Task inputs:

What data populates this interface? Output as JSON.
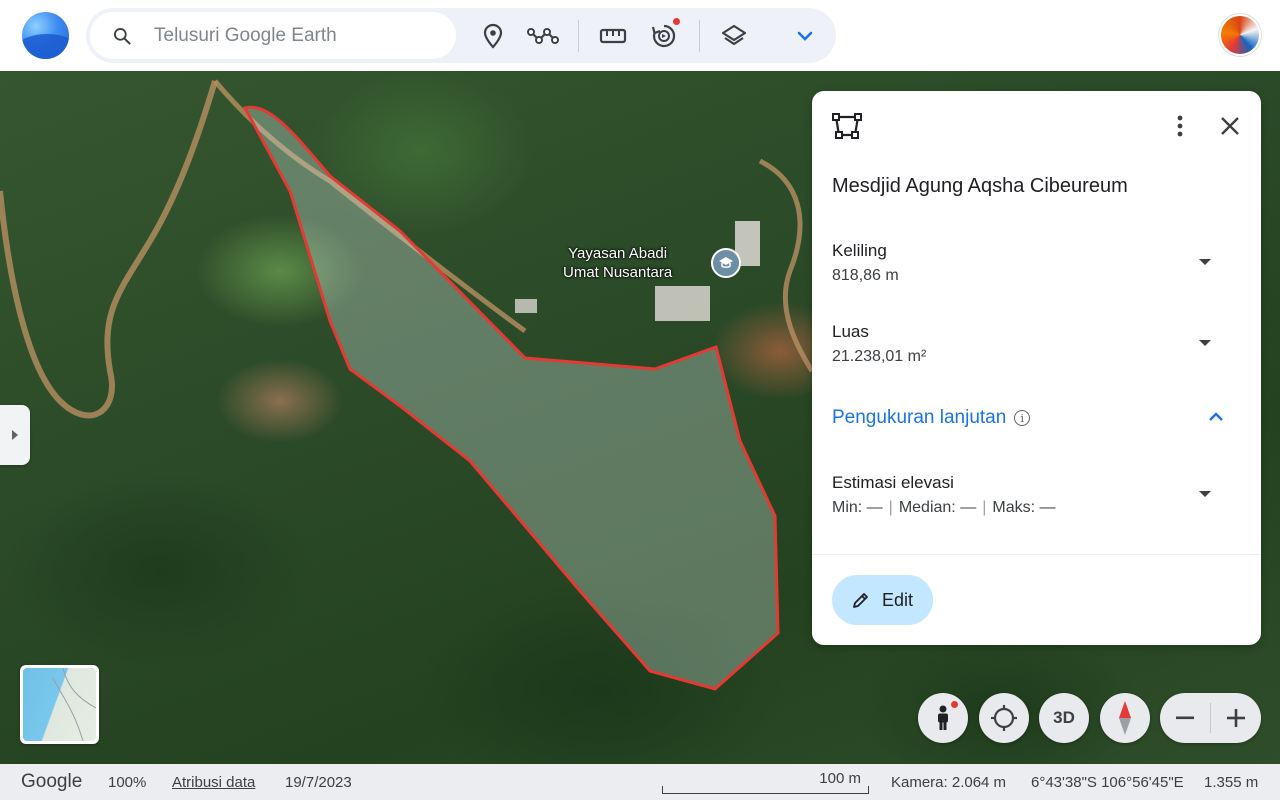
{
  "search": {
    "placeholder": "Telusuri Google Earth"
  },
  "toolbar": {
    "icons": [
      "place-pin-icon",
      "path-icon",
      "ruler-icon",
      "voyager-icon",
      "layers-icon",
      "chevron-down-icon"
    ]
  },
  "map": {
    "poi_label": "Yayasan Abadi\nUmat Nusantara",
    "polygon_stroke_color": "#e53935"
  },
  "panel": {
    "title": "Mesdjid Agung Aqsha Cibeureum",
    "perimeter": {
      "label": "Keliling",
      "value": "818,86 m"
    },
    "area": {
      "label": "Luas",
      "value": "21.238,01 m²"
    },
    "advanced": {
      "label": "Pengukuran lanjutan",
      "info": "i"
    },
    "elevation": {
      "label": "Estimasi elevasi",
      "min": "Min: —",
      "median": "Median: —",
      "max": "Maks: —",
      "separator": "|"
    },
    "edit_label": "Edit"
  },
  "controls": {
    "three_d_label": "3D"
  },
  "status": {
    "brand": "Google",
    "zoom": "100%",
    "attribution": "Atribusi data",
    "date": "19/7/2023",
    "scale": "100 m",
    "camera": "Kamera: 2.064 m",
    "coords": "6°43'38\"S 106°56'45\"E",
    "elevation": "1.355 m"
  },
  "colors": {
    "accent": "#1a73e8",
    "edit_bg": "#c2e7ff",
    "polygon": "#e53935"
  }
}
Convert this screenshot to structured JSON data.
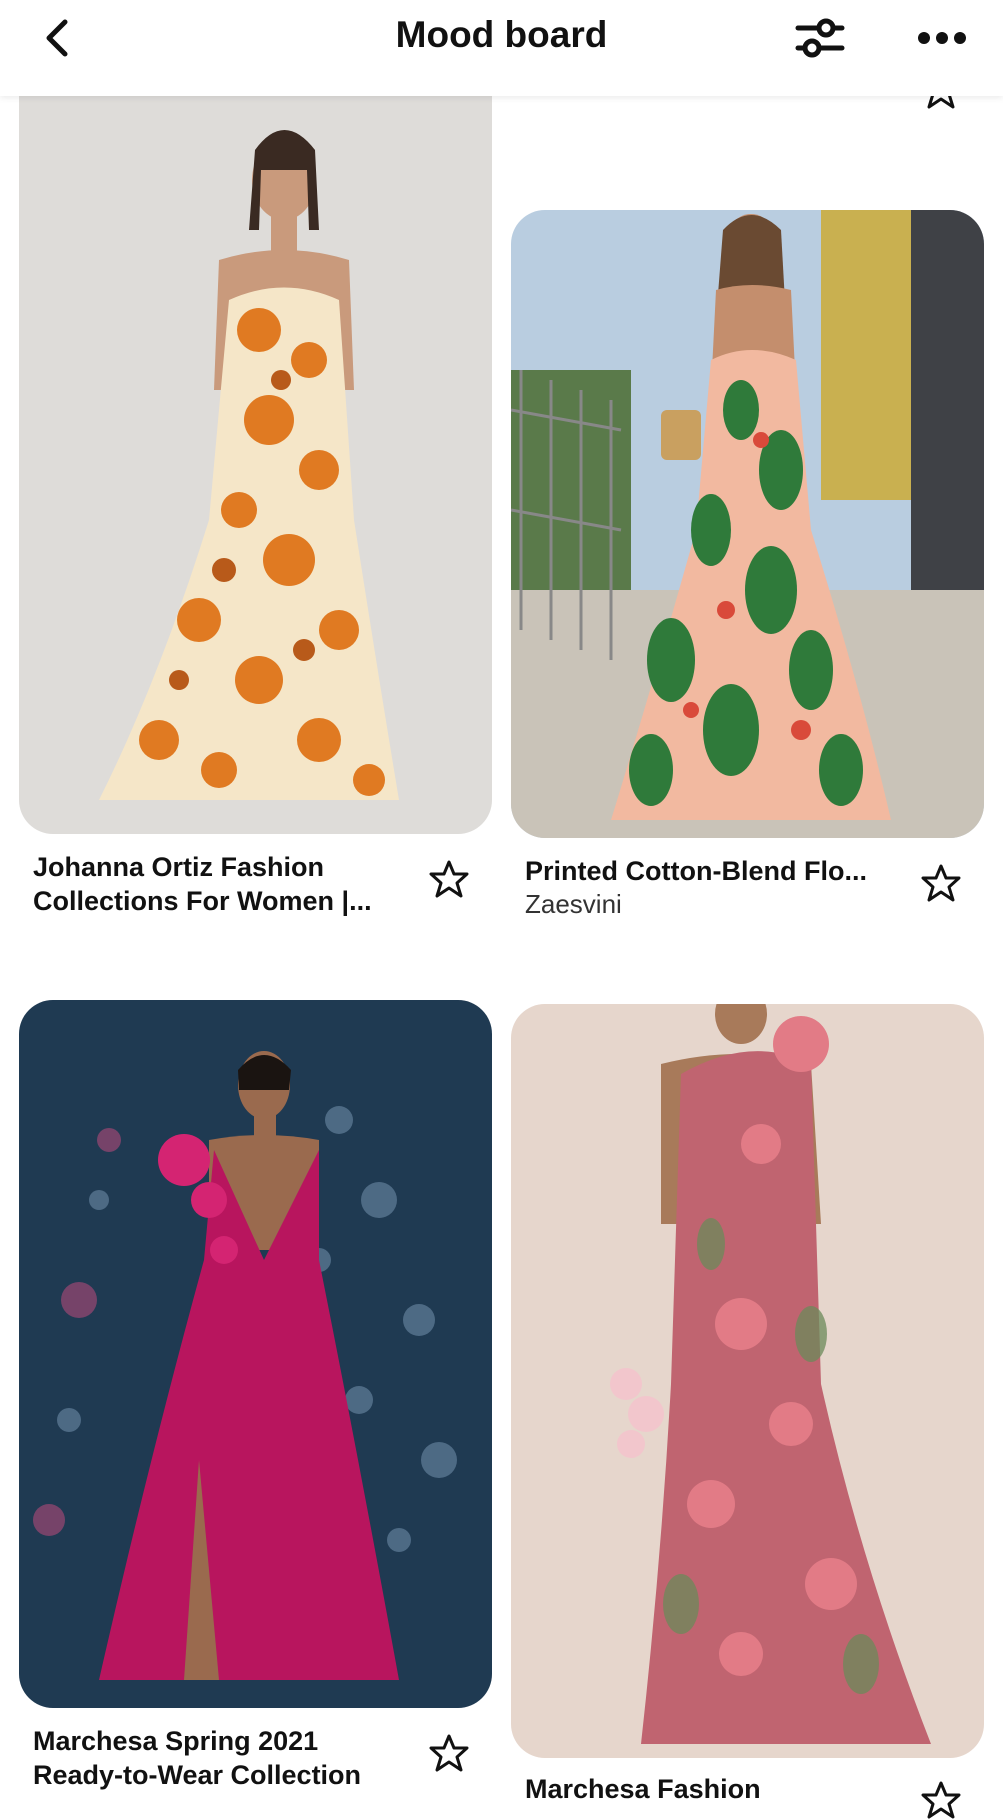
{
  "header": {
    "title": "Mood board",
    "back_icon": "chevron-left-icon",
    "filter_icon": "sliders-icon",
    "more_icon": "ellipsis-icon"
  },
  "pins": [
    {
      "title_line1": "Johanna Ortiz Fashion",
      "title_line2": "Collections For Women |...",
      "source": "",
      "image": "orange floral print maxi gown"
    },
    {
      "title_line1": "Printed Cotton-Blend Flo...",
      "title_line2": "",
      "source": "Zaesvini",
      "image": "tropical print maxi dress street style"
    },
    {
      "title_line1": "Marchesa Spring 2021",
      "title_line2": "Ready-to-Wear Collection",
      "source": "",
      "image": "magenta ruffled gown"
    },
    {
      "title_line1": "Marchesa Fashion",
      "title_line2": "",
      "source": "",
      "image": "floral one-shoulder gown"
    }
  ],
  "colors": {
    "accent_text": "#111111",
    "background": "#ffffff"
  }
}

Brief: Every line above should be repeated exactly; pictures stay out of the copy.

Written solution:
What data populates this interface? Output as JSON.
{
  "search": {
    "placeholder": "Telusuri Google Earth"
  },
  "toolbar": {
    "icons": [
      "place-pin-icon",
      "path-icon",
      "ruler-icon",
      "voyager-icon",
      "layers-icon",
      "chevron-down-icon"
    ]
  },
  "map": {
    "poi_label": "Yayasan Abadi\nUmat Nusantara",
    "polygon_stroke_color": "#e53935"
  },
  "panel": {
    "title": "Mesdjid Agung Aqsha Cibeureum",
    "perimeter": {
      "label": "Keliling",
      "value": "818,86 m"
    },
    "area": {
      "label": "Luas",
      "value": "21.238,01 m²"
    },
    "advanced": {
      "label": "Pengukuran lanjutan",
      "info": "i"
    },
    "elevation": {
      "label": "Estimasi elevasi",
      "min": "Min: —",
      "median": "Median: —",
      "max": "Maks: —",
      "separator": "|"
    },
    "edit_label": "Edit"
  },
  "controls": {
    "three_d_label": "3D"
  },
  "status": {
    "brand": "Google",
    "zoom": "100%",
    "attribution": "Atribusi data",
    "date": "19/7/2023",
    "scale": "100 m",
    "camera": "Kamera: 2.064 m",
    "coords": "6°43'38\"S 106°56'45\"E",
    "elevation": "1.355 m"
  },
  "colors": {
    "accent": "#1a73e8",
    "edit_bg": "#c2e7ff",
    "polygon": "#e53935"
  }
}
Convert this screenshot to structured JSON data.
{
  "header": {
    "title": "Mood board",
    "back_icon": "chevron-left-icon",
    "filter_icon": "sliders-icon",
    "more_icon": "ellipsis-icon"
  },
  "pins": [
    {
      "title_line1": "Johanna Ortiz Fashion",
      "title_line2": "Collections For Women |...",
      "source": "",
      "image": "orange floral print maxi gown"
    },
    {
      "title_line1": "Printed Cotton-Blend Flo...",
      "title_line2": "",
      "source": "Zaesvini",
      "image": "tropical print maxi dress street style"
    },
    {
      "title_line1": "Marchesa Spring 2021",
      "title_line2": "Ready-to-Wear Collection",
      "source": "",
      "image": "magenta ruffled gown"
    },
    {
      "title_line1": "Marchesa Fashion",
      "title_line2": "",
      "source": "",
      "image": "floral one-shoulder gown"
    }
  ],
  "colors": {
    "accent_text": "#111111",
    "background": "#ffffff"
  }
}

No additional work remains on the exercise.